## What you are asked to do
Print the data exactly as it is given, please.

___ Data shown ___

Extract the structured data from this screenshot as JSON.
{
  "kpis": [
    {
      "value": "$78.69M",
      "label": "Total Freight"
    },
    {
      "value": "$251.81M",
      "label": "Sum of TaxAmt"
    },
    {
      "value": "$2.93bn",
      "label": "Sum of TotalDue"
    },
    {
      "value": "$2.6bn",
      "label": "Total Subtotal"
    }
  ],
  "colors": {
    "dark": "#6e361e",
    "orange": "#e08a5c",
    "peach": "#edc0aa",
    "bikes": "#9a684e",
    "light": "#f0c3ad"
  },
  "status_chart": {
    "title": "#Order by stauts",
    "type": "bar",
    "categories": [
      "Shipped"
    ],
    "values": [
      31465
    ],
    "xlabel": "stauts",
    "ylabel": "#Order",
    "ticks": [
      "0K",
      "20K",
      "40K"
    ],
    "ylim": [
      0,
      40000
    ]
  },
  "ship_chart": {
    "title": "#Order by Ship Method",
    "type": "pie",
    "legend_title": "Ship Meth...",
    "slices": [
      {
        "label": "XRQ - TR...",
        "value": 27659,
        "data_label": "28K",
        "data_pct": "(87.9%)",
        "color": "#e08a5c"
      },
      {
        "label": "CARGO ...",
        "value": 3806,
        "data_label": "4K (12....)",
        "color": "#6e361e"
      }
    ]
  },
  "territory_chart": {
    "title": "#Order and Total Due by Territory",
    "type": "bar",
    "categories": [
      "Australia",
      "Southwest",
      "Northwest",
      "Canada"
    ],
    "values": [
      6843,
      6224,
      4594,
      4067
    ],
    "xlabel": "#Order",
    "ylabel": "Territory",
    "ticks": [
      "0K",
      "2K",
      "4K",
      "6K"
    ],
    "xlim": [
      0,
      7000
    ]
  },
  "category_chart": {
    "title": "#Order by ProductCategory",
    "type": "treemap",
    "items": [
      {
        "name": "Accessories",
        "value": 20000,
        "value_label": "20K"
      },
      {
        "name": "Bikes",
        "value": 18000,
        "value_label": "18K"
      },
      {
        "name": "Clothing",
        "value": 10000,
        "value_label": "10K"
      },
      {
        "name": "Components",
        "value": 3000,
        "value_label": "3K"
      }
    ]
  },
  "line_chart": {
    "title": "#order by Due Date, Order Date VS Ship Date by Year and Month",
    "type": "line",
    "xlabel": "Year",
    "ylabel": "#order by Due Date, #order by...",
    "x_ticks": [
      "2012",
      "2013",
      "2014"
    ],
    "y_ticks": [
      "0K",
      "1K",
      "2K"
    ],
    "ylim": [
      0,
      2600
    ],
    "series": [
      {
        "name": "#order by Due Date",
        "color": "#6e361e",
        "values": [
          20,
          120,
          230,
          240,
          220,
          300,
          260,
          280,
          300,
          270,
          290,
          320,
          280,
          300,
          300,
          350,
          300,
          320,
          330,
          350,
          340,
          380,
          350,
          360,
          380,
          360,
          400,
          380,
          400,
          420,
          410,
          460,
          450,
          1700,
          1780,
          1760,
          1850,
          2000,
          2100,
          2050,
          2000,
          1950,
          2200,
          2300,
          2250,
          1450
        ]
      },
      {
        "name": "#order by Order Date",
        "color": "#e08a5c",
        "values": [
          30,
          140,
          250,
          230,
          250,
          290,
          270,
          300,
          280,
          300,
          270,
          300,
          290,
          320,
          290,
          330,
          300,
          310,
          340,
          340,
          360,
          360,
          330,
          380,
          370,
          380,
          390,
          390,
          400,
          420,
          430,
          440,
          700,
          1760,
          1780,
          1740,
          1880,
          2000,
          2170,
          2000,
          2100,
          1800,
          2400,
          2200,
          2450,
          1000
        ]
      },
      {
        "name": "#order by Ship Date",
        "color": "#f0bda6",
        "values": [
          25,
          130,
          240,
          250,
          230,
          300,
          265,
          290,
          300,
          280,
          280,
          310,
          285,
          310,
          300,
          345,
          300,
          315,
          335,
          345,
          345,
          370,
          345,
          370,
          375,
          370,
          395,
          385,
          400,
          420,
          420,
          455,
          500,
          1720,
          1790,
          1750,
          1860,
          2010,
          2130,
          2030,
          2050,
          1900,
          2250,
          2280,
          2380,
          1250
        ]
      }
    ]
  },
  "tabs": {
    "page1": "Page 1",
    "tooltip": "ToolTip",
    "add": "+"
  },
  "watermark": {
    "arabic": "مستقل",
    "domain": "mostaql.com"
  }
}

___

## Written response
Extract the structured data from this screenshot as JSON.
{
  "kpis": [
    {
      "value": "$78.69M",
      "label": "Total Freight"
    },
    {
      "value": "$251.81M",
      "label": "Sum of TaxAmt"
    },
    {
      "value": "$2.93bn",
      "label": "Sum of TotalDue"
    },
    {
      "value": "$2.6bn",
      "label": "Total Subtotal"
    }
  ],
  "colors": {
    "dark": "#6e361e",
    "orange": "#e08a5c",
    "peach": "#edc0aa",
    "bikes": "#9a684e",
    "light": "#f0c3ad"
  },
  "status_chart": {
    "title": "#Order by stauts",
    "type": "bar",
    "categories": [
      "Shipped"
    ],
    "values": [
      31465
    ],
    "xlabel": "stauts",
    "ylabel": "#Order",
    "ticks": [
      "0K",
      "20K",
      "40K"
    ],
    "ylim": [
      0,
      40000
    ]
  },
  "ship_chart": {
    "title": "#Order by Ship Method",
    "type": "pie",
    "legend_title": "Ship Meth...",
    "slices": [
      {
        "label": "XRQ - TR...",
        "value": 27659,
        "data_label": "28K",
        "data_pct": "(87.9%)",
        "color": "#e08a5c"
      },
      {
        "label": "CARGO ...",
        "value": 3806,
        "data_label": "4K (12....)",
        "color": "#6e361e"
      }
    ]
  },
  "territory_chart": {
    "title": "#Order and Total Due by Territory",
    "type": "bar",
    "categories": [
      "Australia",
      "Southwest",
      "Northwest",
      "Canada"
    ],
    "values": [
      6843,
      6224,
      4594,
      4067
    ],
    "xlabel": "#Order",
    "ylabel": "Territory",
    "ticks": [
      "0K",
      "2K",
      "4K",
      "6K"
    ],
    "xlim": [
      0,
      7000
    ]
  },
  "category_chart": {
    "title": "#Order by ProductCategory",
    "type": "treemap",
    "items": [
      {
        "name": "Accessories",
        "value": 20000,
        "value_label": "20K"
      },
      {
        "name": "Bikes",
        "value": 18000,
        "value_label": "18K"
      },
      {
        "name": "Clothing",
        "value": 10000,
        "value_label": "10K"
      },
      {
        "name": "Components",
        "value": 3000,
        "value_label": "3K"
      }
    ]
  },
  "line_chart": {
    "title": "#order by Due Date, Order Date VS Ship Date by Year and Month",
    "type": "line",
    "xlabel": "Year",
    "ylabel": "#order by Due Date, #order by...",
    "x_ticks": [
      "2012",
      "2013",
      "2014"
    ],
    "y_ticks": [
      "0K",
      "1K",
      "2K"
    ],
    "ylim": [
      0,
      2600
    ],
    "series": [
      {
        "name": "#order by Due Date",
        "color": "#6e361e",
        "values": [
          20,
          120,
          230,
          240,
          220,
          300,
          260,
          280,
          300,
          270,
          290,
          320,
          280,
          300,
          300,
          350,
          300,
          320,
          330,
          350,
          340,
          380,
          350,
          360,
          380,
          360,
          400,
          380,
          400,
          420,
          410,
          460,
          450,
          1700,
          1780,
          1760,
          1850,
          2000,
          2100,
          2050,
          2000,
          1950,
          2200,
          2300,
          2250,
          1450
        ]
      },
      {
        "name": "#order by Order Date",
        "color": "#e08a5c",
        "values": [
          30,
          140,
          250,
          230,
          250,
          290,
          270,
          300,
          280,
          300,
          270,
          300,
          290,
          320,
          290,
          330,
          300,
          310,
          340,
          340,
          360,
          360,
          330,
          380,
          370,
          380,
          390,
          390,
          400,
          420,
          430,
          440,
          700,
          1760,
          1780,
          1740,
          1880,
          2000,
          2170,
          2000,
          2100,
          1800,
          2400,
          2200,
          2450,
          1000
        ]
      },
      {
        "name": "#order by Ship Date",
        "color": "#f0bda6",
        "values": [
          25,
          130,
          240,
          250,
          230,
          300,
          265,
          290,
          300,
          280,
          280,
          310,
          285,
          310,
          300,
          345,
          300,
          315,
          335,
          345,
          345,
          370,
          345,
          370,
          375,
          370,
          395,
          385,
          400,
          420,
          420,
          455,
          500,
          1720,
          1790,
          1750,
          1860,
          2010,
          2130,
          2030,
          2050,
          1900,
          2250,
          2280,
          2380,
          1250
        ]
      }
    ]
  },
  "tabs": {
    "page1": "Page 1",
    "tooltip": "ToolTip",
    "add": "+"
  },
  "watermark": {
    "arabic": "مستقل",
    "domain": "mostaql.com"
  }
}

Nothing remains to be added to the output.